**Problem**
List every line in the material below that contains the string "info", matching case exactly.
# Start of Provided records
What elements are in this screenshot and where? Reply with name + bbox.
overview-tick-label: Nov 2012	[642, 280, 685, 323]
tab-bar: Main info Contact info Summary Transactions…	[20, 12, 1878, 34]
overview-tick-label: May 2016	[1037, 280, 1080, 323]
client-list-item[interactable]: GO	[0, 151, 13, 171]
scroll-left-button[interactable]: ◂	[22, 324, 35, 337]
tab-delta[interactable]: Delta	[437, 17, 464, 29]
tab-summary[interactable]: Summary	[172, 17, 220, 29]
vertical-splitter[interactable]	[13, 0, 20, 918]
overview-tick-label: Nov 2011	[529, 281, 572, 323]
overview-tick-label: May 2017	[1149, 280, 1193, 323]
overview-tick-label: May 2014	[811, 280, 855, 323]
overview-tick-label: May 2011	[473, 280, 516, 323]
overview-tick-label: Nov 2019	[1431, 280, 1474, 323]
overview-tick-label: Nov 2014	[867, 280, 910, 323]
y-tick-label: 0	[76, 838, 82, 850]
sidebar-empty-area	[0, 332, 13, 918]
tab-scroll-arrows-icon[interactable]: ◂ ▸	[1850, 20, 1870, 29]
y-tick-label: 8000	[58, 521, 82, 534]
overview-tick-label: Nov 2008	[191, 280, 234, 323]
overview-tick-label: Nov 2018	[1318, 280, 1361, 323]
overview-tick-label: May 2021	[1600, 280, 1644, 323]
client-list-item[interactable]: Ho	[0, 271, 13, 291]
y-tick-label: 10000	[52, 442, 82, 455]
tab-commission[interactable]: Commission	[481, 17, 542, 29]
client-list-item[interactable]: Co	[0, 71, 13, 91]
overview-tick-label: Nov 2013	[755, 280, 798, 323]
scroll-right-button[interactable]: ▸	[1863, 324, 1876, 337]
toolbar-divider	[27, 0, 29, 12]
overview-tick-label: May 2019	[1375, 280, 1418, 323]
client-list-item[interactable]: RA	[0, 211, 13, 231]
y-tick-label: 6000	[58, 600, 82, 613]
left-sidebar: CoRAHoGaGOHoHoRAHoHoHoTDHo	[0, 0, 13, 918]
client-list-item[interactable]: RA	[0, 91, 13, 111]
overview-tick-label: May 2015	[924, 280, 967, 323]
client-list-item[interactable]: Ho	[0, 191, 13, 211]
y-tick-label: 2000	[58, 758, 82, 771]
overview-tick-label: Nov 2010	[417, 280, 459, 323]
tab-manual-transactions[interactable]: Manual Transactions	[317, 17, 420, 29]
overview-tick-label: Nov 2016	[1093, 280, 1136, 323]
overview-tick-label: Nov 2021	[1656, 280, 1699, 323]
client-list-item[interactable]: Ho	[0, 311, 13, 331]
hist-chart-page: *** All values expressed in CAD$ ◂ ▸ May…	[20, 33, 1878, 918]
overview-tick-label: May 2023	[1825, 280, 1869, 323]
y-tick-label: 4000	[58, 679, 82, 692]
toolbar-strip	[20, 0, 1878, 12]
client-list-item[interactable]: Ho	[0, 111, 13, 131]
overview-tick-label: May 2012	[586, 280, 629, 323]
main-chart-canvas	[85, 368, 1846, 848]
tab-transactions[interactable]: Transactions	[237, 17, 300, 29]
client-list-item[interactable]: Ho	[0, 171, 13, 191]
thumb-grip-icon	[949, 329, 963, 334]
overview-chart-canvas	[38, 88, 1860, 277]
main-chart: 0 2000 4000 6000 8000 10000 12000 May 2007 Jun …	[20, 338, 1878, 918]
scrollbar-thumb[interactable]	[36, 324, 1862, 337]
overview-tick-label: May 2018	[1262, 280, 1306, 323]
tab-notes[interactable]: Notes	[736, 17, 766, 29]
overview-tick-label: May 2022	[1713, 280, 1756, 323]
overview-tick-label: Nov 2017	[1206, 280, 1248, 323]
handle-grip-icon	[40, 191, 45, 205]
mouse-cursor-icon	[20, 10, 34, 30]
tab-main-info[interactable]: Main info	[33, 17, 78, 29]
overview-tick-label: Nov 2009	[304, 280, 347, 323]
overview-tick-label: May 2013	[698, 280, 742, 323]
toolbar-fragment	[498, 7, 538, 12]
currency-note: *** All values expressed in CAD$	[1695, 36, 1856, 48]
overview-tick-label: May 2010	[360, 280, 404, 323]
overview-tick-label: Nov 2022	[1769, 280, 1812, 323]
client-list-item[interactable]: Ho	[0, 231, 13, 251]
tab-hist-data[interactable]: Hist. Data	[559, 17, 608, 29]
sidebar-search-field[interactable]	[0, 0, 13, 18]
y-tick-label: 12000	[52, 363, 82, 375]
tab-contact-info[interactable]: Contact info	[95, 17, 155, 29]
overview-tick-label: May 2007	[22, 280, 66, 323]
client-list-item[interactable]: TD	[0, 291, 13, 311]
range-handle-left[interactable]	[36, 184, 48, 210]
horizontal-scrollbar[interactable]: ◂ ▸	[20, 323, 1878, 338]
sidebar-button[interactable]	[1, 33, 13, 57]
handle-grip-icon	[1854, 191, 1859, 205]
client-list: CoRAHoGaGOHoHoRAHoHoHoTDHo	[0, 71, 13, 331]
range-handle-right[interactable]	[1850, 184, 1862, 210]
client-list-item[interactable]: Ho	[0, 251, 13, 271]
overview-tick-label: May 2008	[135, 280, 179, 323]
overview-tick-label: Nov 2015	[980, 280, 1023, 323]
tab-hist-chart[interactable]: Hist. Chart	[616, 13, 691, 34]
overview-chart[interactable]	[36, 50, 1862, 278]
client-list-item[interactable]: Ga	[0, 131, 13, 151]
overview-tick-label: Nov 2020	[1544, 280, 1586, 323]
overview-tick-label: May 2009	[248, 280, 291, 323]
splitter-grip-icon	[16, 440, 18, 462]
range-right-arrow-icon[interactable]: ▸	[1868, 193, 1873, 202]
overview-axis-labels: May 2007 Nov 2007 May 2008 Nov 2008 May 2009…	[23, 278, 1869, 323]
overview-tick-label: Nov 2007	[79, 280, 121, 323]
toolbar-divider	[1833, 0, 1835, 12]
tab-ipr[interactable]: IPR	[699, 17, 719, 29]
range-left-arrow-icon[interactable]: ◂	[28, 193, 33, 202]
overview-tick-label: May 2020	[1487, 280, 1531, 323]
# End of Provided records
**Complete answer**
tab-bar: Main info Contact info Summary Transactions…	[20, 12, 1878, 34]
tab-main-info[interactable]: Main info	[33, 17, 78, 29]
tab-contact-info[interactable]: Contact info	[95, 17, 155, 29]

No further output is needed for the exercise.